Was ist die gesplittete Abwassergebühr?
Abwasserkosten entstehenden unter anderem durch die Reinigung des in die Kanalisation entwässerten Schmutz – und Regenwassers, die Instandhaltung des öffentlichen Kanalnetzes sowie Regenwasserbehandlungs- und Entlastungsanlagen.
Um diesen Kostenaufwand zu decken, wurde bisher für die Abwassereinleitung in die öffentlichen Kanalisation eine einheitliche Abwassergebühr erhoben, die sich nach der bezogenen Frischwassermenge berechnet (Frischwassermaßstab). Dabei wurde unterstellt, dass bei allen Grundstücken die bezogene Frischwassermenge im ungefähr gleichen Verhältnis zum eingeleiteten Abwasser steht. Über diese Gebühr wurde ebenfalls die Kosten der Niederschlagswasserbeseitigung abgedeckt. Allerdings ist dieser Aufwand insbesondere bei großen befestigten Flächen nicht unerheblich.
Nach aktueller Rechtsprechung vom 11.03.2010 (VHG Baden-Württemberg, 2S 2938/08) ist die Stadt Sulz a. N. nun verpflichtet, die Kosten für die Abwasserbeseitigung verursachergerecht, entsprechend der tatsächlichen Inanspruchnahme, zu erheben. Diese Verpflichtung gilt rückwirkend ab dem 01.01.2010.
Gesplittete Abwassergebühr
Im Zuge der Einführung einer gesplitteten Abwassergebühr wird die bestehende einheitliche Abwassergebühr zukünftig in einen Schmutzwasser- und Niederschlagswasseranteil aufgeteilt.
Das Schmutzwasser wird weiterhin auf Basis der Frischwasserverbrauchs berechnet.
Der Niederschlagswasseranteil erhält dagegen einen flächenbezogenen Gebührensatz. Dieser berechnet sich nach der Größe der versiegelten bzw. überbauten Flächen, die an das öffentliche Kanalnetz angeschlossen sind. Auch indirekt eingeleitete Flächen, wie bspw. Garageneinfahrten, werden bei der Berechnung berücksichtigt.
Aber: die gesplittete Abwassergebühr ist keine zusätzliche Gebühr – die Kosten der Abwasserbeseitigung werden nur verursachergerechter auf den jeweiligen Benutzer/-in aufgeteilt.

══════════════════════════════

» **Aufgaben**:
1: Geben Sie den Text zur gesplitteten Abwassergebühr von „Das Schmutzwasser wird“ bis einschließlich „der Berechnung berücksichtigt.“ wortgetreu wieder.
2: Wonach berechnet sich laut dem Text zur gesplitteten Abwassergebühr der Niederschlagswasseranteil?
Stützen Sie sich ausschließlich auf den Text zur gesplitteten Abwassergebühr.

══════════════════════════════

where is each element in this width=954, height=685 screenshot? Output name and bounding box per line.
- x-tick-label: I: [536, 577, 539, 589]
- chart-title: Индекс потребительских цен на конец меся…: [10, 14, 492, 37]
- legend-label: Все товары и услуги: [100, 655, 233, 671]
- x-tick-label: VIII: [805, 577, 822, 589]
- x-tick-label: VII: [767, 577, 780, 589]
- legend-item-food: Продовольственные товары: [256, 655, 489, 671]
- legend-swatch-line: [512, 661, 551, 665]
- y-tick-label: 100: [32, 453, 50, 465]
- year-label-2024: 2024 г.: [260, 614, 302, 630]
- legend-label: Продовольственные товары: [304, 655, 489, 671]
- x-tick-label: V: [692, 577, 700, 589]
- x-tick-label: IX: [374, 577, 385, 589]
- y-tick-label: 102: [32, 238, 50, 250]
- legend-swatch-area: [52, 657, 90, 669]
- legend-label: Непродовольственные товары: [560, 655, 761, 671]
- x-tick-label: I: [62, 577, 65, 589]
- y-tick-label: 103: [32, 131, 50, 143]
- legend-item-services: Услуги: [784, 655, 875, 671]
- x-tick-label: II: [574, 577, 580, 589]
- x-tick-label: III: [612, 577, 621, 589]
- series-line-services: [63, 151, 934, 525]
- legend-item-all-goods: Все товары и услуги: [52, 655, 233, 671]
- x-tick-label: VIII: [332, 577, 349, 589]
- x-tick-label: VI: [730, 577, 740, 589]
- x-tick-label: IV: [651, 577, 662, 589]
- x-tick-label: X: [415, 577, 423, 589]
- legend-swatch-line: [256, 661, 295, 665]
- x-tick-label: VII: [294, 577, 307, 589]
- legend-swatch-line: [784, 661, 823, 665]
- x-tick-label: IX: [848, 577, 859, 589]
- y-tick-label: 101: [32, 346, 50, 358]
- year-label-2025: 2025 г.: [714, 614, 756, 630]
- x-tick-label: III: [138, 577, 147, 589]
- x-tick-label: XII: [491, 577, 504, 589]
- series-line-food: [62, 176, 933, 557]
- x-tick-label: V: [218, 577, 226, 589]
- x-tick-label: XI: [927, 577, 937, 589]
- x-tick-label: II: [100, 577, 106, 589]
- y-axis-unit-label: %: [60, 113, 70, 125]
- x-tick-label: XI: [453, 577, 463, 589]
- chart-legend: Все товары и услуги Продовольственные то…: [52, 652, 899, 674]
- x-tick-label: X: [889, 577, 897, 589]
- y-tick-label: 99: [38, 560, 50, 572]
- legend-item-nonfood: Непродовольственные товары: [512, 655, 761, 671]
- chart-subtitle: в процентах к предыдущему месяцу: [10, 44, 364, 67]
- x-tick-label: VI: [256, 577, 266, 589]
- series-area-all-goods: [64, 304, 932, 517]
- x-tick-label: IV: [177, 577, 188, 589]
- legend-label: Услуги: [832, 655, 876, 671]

══════════════════════════════

» **Ihre Antworten**:
1:
Das Schmutzwasser wird weiterhin auf Basis der Frischwasserverbrauchs berechnet.
Der Niederschlagswasseranteil erhält dagegen einen flächenbezogenen Gebührensatz. Dieser berechnet sich nach der Größe der versiegelten bzw. überbauten Flächen, die an das öffentliche Kanalnetz angeschlossen sind. Auch indirekt eingeleitete Flächen, wie bspw. Garageneinfahrten, werden bei der Berechnung berücksichtigt.

2: Nach der Größe der versiegelten bzw. überbauten Flächen, die an das öffentliche Kanalnetz angeschlossen sind.